-- start of Rows --

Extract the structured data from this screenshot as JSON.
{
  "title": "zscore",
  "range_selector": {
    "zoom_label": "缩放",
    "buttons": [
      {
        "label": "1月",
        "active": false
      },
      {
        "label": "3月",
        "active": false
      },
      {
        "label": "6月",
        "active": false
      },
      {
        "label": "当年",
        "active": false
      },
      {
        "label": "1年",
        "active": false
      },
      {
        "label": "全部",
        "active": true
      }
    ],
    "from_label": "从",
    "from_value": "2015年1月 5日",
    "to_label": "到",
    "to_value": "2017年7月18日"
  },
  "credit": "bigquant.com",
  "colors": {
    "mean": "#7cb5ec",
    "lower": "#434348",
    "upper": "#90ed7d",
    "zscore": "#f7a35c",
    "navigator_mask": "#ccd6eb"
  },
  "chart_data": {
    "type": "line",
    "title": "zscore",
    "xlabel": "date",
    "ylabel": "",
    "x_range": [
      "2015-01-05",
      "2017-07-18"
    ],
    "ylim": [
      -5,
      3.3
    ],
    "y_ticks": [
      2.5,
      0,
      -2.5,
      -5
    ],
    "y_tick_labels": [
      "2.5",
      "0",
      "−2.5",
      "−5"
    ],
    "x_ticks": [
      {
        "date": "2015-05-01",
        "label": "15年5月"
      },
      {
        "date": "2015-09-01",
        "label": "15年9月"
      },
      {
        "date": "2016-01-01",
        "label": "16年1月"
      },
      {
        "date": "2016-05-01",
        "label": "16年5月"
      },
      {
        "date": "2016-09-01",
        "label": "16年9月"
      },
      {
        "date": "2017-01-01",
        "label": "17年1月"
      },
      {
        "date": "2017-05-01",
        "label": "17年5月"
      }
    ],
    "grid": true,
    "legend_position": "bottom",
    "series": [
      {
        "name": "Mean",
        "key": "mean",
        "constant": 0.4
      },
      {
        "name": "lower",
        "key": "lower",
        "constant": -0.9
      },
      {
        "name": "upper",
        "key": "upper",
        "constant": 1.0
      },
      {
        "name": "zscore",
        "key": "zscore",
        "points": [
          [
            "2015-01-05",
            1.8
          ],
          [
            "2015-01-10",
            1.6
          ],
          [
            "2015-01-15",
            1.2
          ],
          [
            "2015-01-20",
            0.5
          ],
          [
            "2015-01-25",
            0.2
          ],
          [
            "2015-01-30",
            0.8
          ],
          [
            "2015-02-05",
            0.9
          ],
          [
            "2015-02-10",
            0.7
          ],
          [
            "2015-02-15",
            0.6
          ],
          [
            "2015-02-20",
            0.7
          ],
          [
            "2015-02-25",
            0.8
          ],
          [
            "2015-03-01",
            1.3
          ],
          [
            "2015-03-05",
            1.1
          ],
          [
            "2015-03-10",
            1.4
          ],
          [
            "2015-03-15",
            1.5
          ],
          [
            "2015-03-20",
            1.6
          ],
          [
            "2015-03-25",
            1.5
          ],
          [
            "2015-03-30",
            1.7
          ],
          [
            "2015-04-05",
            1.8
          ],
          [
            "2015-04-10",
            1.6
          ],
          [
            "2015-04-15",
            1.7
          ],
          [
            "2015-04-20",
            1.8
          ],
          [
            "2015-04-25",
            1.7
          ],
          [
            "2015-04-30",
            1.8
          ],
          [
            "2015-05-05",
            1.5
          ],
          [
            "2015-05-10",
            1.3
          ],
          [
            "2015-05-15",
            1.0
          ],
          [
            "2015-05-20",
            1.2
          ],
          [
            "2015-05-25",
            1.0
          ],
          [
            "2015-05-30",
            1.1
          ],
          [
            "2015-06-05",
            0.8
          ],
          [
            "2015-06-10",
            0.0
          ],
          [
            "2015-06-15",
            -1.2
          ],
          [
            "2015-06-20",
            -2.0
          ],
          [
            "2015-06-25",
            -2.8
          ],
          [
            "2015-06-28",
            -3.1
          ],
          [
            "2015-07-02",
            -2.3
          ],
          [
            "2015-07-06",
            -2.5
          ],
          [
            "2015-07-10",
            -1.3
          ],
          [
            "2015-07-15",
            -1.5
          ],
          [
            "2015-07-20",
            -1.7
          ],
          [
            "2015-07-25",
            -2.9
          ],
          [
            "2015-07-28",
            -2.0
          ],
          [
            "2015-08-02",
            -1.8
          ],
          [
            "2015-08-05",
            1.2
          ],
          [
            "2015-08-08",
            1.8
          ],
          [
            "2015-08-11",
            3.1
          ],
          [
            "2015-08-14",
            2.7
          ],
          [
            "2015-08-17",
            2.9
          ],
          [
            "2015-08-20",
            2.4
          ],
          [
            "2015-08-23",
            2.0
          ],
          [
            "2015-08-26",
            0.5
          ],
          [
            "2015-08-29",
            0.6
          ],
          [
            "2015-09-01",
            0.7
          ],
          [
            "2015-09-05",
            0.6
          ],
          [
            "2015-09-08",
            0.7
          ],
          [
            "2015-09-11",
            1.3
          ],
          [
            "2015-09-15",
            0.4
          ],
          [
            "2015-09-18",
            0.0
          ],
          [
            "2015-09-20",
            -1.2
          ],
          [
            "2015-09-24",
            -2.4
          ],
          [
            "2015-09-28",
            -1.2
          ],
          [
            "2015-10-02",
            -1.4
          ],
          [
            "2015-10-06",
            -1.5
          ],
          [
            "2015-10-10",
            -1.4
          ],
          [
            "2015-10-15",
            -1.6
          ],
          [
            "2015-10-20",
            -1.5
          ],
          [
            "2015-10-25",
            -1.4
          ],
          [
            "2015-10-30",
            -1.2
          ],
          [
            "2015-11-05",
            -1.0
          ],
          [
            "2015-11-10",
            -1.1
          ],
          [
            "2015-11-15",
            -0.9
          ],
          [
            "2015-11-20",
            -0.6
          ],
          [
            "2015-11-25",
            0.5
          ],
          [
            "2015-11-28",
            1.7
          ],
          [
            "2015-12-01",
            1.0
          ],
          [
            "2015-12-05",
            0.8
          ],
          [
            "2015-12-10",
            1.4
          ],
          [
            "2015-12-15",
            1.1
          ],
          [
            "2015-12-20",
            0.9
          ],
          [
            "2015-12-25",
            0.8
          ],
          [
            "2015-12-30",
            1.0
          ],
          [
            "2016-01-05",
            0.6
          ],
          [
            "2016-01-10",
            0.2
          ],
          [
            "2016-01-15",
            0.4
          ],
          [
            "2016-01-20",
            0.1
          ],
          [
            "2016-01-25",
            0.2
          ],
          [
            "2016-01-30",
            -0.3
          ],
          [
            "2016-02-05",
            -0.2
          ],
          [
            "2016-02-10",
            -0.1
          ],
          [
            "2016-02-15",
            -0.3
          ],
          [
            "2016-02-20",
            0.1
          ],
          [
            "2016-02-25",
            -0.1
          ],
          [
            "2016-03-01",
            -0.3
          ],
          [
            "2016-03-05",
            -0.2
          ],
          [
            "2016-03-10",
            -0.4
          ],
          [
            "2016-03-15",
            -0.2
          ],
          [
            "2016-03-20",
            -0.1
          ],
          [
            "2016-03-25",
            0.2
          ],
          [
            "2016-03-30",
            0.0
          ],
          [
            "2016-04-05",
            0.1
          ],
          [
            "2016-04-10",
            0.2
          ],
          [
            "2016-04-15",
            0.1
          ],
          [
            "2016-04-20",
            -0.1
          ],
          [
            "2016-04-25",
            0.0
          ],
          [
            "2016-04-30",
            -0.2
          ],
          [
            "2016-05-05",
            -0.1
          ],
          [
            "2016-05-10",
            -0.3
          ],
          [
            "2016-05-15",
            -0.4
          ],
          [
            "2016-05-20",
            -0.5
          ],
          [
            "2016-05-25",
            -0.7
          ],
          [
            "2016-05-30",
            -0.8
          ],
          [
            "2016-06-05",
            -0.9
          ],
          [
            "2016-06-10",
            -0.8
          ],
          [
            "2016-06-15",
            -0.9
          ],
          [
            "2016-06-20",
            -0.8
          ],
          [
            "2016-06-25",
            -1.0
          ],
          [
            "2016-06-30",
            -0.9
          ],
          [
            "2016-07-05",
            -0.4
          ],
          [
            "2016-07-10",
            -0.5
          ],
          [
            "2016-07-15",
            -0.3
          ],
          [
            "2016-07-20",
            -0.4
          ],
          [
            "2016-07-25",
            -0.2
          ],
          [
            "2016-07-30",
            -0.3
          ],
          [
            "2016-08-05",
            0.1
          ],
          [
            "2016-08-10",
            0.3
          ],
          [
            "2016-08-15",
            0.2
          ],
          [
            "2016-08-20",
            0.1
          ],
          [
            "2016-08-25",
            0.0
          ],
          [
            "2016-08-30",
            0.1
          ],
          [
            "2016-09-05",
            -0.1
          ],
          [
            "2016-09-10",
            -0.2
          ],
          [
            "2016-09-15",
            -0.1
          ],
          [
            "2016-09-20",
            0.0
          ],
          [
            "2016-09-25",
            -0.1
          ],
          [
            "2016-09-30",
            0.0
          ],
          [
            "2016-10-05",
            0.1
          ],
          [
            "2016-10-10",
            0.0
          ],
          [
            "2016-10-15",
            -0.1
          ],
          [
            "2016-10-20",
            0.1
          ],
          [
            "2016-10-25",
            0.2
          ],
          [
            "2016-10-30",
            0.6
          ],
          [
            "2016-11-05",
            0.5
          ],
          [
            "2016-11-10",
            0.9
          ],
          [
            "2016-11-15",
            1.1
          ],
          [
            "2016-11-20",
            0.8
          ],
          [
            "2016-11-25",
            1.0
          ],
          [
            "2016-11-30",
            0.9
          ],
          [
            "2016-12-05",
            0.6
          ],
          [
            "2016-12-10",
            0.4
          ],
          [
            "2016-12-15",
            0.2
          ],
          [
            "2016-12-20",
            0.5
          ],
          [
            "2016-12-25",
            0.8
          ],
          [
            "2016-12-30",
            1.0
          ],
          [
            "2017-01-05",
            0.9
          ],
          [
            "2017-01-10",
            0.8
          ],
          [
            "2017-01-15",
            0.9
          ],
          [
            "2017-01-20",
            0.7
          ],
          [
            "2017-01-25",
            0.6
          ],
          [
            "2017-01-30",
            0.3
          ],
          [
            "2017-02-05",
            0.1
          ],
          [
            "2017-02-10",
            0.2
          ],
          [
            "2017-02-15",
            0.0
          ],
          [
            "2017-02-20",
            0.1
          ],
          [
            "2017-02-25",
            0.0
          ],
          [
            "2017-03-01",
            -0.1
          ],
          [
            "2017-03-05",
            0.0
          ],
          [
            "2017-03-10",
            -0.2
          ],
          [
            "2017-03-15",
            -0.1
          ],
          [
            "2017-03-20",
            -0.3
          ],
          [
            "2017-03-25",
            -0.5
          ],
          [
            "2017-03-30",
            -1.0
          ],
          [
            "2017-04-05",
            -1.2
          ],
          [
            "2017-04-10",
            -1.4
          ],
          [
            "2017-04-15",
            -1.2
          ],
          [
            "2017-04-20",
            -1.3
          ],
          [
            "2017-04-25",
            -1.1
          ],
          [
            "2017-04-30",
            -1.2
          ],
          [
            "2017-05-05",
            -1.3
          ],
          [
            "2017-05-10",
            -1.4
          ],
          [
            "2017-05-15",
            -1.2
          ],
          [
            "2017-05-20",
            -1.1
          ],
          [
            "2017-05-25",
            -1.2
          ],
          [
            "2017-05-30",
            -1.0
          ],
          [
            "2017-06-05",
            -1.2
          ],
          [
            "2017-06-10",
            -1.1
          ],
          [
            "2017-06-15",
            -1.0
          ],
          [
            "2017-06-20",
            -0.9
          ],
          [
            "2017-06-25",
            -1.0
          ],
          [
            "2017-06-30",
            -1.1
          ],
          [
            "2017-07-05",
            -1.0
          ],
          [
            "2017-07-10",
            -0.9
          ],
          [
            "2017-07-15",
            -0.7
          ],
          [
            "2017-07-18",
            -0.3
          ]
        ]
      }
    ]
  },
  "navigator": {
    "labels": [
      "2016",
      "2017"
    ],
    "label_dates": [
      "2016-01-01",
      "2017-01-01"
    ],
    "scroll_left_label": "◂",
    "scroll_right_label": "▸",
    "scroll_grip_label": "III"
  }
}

-- end of Rows --

→ **Goal**: Among the lines of the records above, count those holding the string "constant", and report only the number.

→ **Worked answer**: 3